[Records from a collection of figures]
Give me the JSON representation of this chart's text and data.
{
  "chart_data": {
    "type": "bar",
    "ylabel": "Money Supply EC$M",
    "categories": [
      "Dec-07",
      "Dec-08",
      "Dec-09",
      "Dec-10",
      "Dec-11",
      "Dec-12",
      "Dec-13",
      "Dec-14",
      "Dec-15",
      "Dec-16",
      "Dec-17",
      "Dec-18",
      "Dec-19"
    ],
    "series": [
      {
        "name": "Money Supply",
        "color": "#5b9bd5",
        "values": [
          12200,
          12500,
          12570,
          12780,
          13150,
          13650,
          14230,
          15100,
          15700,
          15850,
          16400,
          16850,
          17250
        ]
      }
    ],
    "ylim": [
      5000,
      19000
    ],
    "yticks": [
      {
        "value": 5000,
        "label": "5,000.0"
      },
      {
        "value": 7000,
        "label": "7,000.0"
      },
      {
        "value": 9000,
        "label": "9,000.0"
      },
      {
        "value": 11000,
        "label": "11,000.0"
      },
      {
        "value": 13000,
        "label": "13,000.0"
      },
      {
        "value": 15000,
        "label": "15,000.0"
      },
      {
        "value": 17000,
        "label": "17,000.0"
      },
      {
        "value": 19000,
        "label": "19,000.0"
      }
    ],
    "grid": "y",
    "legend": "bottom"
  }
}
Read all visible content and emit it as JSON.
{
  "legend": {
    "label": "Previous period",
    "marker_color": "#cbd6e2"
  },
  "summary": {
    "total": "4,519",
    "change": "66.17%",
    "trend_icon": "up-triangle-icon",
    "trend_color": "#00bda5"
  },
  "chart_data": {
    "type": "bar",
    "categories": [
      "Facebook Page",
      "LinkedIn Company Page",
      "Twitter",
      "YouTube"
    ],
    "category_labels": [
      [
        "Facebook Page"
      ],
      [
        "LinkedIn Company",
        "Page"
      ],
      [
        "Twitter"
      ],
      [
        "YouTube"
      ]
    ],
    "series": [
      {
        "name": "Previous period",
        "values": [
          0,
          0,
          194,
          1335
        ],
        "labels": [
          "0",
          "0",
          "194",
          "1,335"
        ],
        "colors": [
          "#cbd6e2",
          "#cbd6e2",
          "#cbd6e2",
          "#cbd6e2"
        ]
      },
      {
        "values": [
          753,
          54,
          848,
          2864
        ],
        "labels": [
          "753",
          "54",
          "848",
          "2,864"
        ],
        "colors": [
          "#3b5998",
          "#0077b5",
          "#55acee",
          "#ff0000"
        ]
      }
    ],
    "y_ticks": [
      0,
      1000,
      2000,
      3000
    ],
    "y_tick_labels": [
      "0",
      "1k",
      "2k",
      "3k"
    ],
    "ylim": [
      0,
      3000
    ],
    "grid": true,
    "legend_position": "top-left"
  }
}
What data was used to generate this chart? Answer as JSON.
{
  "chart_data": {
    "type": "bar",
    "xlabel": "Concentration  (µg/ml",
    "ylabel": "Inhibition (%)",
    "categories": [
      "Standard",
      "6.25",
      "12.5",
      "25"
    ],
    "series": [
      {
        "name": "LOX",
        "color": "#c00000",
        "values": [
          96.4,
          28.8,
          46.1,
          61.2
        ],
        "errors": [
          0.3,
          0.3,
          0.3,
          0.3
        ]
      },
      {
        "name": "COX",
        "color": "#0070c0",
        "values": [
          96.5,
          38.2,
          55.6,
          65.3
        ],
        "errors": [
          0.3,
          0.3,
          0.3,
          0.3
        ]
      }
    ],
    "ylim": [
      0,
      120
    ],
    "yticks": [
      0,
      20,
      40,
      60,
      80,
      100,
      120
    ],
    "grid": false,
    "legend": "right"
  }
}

■ Exercise aim
Write all of the records out again exactly.

■ Exercise answer
Give me the JSON representation of this chart's text and data.
{
  "chart_data": {
    "type": "bar",
    "ylabel": "Money Supply EC$M",
    "categories": [
      "Dec-07",
      "Dec-08",
      "Dec-09",
      "Dec-10",
      "Dec-11",
      "Dec-12",
      "Dec-13",
      "Dec-14",
      "Dec-15",
      "Dec-16",
      "Dec-17",
      "Dec-18",
      "Dec-19"
    ],
    "series": [
      {
        "name": "Money Supply",
        "color": "#5b9bd5",
        "values": [
          12200,
          12500,
          12570,
          12780,
          13150,
          13650,
          14230,
          15100,
          15700,
          15850,
          16400,
          16850,
          17250
        ]
      }
    ],
    "ylim": [
      5000,
      19000
    ],
    "yticks": [
      {
        "value": 5000,
        "label": "5,000.0"
      },
      {
        "value": 7000,
        "label": "7,000.0"
      },
      {
        "value": 9000,
        "label": "9,000.0"
      },
      {
        "value": 11000,
        "label": "11,000.0"
      },
      {
        "value": 13000,
        "label": "13,000.0"
      },
      {
        "value": 15000,
        "label": "15,000.0"
      },
      {
        "value": 17000,
        "label": "17,000.0"
      },
      {
        "value": 19000,
        "label": "19,000.0"
      }
    ],
    "grid": "y",
    "legend": "bottom"
  }
}
Read all visible content and emit it as JSON.
{
  "legend": {
    "label": "Previous period",
    "marker_color": "#cbd6e2"
  },
  "summary": {
    "total": "4,519",
    "change": "66.17%",
    "trend_icon": "up-triangle-icon",
    "trend_color": "#00bda5"
  },
  "chart_data": {
    "type": "bar",
    "categories": [
      "Facebook Page",
      "LinkedIn Company Page",
      "Twitter",
      "YouTube"
    ],
    "category_labels": [
      [
        "Facebook Page"
      ],
      [
        "LinkedIn Company",
        "Page"
      ],
      [
        "Twitter"
      ],
      [
        "YouTube"
      ]
    ],
    "series": [
      {
        "name": "Previous period",
        "values": [
          0,
          0,
          194,
          1335
        ],
        "labels": [
          "0",
          "0",
          "194",
          "1,335"
        ],
        "colors": [
          "#cbd6e2",
          "#cbd6e2",
          "#cbd6e2",
          "#cbd6e2"
        ]
      },
      {
        "values": [
          753,
          54,
          848,
          2864
        ],
        "labels": [
          "753",
          "54",
          "848",
          "2,864"
        ],
        "colors": [
          "#3b5998",
          "#0077b5",
          "#55acee",
          "#ff0000"
        ]
      }
    ],
    "y_ticks": [
      0,
      1000,
      2000,
      3000
    ],
    "y_tick_labels": [
      "0",
      "1k",
      "2k",
      "3k"
    ],
    "ylim": [
      0,
      3000
    ],
    "grid": true,
    "legend_position": "top-left"
  }
}
What data was used to generate this chart? Answer as JSON.
{
  "chart_data": {
    "type": "bar",
    "xlabel": "Concentration  (µg/ml",
    "ylabel": "Inhibition (%)",
    "categories": [
      "Standard",
      "6.25",
      "12.5",
      "25"
    ],
    "series": [
      {
        "name": "LOX",
        "color": "#c00000",
        "values": [
          96.4,
          28.8,
          46.1,
          61.2
        ],
        "errors": [
          0.3,
          0.3,
          0.3,
          0.3
        ]
      },
      {
        "name": "COX",
        "color": "#0070c0",
        "values": [
          96.5,
          38.2,
          55.6,
          65.3
        ],
        "errors": [
          0.3,
          0.3,
          0.3,
          0.3
        ]
      }
    ],
    "ylim": [
      0,
      120
    ],
    "yticks": [
      0,
      20,
      40,
      60,
      80,
      100,
      120
    ],
    "grid": false,
    "legend": "right"
  }
}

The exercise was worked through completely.